INFORMATION SUPPLIED
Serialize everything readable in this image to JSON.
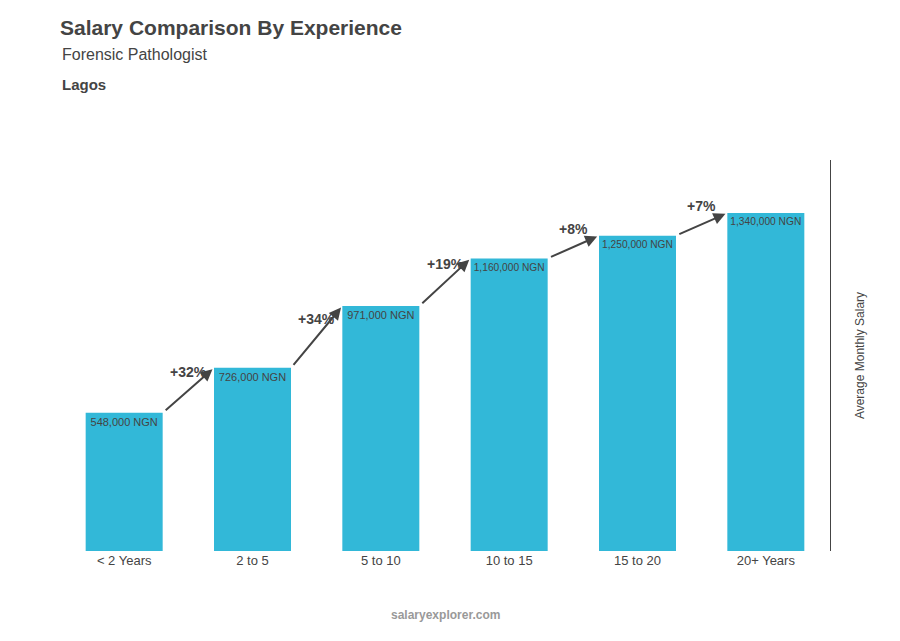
{
  "chart_data": {
    "type": "bar",
    "title": "Salary Comparison By Experience",
    "subtitle": "Forensic Pathologist",
    "annotations": [
      "Lagos",
      "salaryexplorer.com"
    ],
    "ylabel": "Average Monthly Salary",
    "categories": [
      "< 2 Years",
      "2 to 5",
      "5 to 10",
      "10 to 15",
      "15 to 20",
      "20+ Years"
    ],
    "values": [
      548000,
      726000,
      971000,
      1160000,
      1250000,
      1340000
    ],
    "value_labels": [
      "548,000 NGN",
      "726,000 NGN",
      "971,000 NGN",
      "1,160,000 NGN",
      "1,250,000 NGN",
      "1,340,000 NGN"
    ],
    "data_labels": true,
    "pct_changes": [
      null,
      "+32%",
      "+34%",
      "+19%",
      "+8%",
      "+7%"
    ],
    "color": "#32b8d8",
    "ylim": [
      0,
      1550000
    ],
    "grid": false,
    "tick_labels": "x"
  }
}
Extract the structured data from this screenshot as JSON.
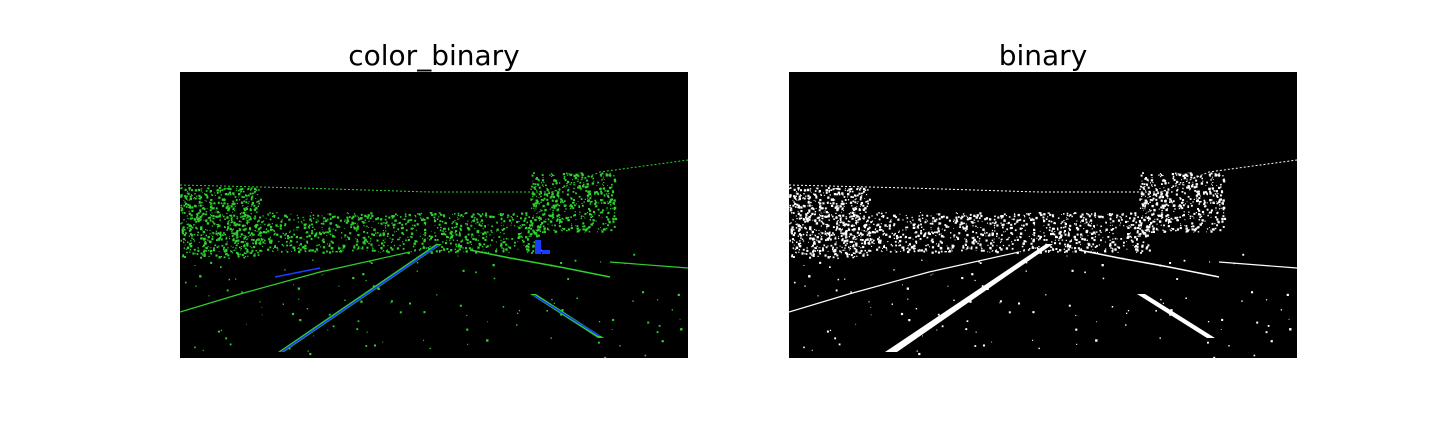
{
  "figure": {
    "panels": [
      {
        "title": "color_binary",
        "image": "color binary thresholded road image (green gradient edges, blue saturation lane lines)"
      },
      {
        "title": "binary",
        "image": "combined binary thresholded road image (white on black)"
      }
    ]
  },
  "colors": {
    "background": "#000000",
    "gradient_channel": "#2fd02f",
    "saturation_channel": "#1a3cff",
    "binary_white": "#ffffff"
  }
}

TASK OBJECTIVE
Except for the pictures, copy the material above exactly.

WORKED SOLUTION
Serialize everything readable in this image to JSON.
{
  "chart_data": {
    "type": "bar",
    "title": "Salary Comparison By Experience",
    "subtitle": "Forensic Pathologist",
    "annotations": [
      "Lagos",
      "salaryexplorer.com"
    ],
    "ylabel": "Average Monthly Salary",
    "categories": [
      "< 2 Years",
      "2 to 5",
      "5 to 10",
      "10 to 15",
      "15 to 20",
      "20+ Years"
    ],
    "values": [
      548000,
      726000,
      971000,
      1160000,
      1250000,
      1340000
    ],
    "value_labels": [
      "548,000 NGN",
      "726,000 NGN",
      "971,000 NGN",
      "1,160,000 NGN",
      "1,250,000 NGN",
      "1,340,000 NGN"
    ],
    "data_labels": true,
    "pct_changes": [
      null,
      "+32%",
      "+34%",
      "+19%",
      "+8%",
      "+7%"
    ],
    "color": "#32b8d8",
    "ylim": [
      0,
      1550000
    ],
    "grid": false,
    "tick_labels": "x"
  }
}
Extract the structured data from this screenshot as JSON.
{
  "figure": {
    "panels": [
      {
        "title": "color_binary",
        "image": "color binary thresholded road image (green gradient edges, blue saturation lane lines)"
      },
      {
        "title": "binary",
        "image": "combined binary thresholded road image (white on black)"
      }
    ]
  },
  "colors": {
    "background": "#000000",
    "gradient_channel": "#2fd02f",
    "saturation_channel": "#1a3cff",
    "binary_white": "#ffffff"
  }
}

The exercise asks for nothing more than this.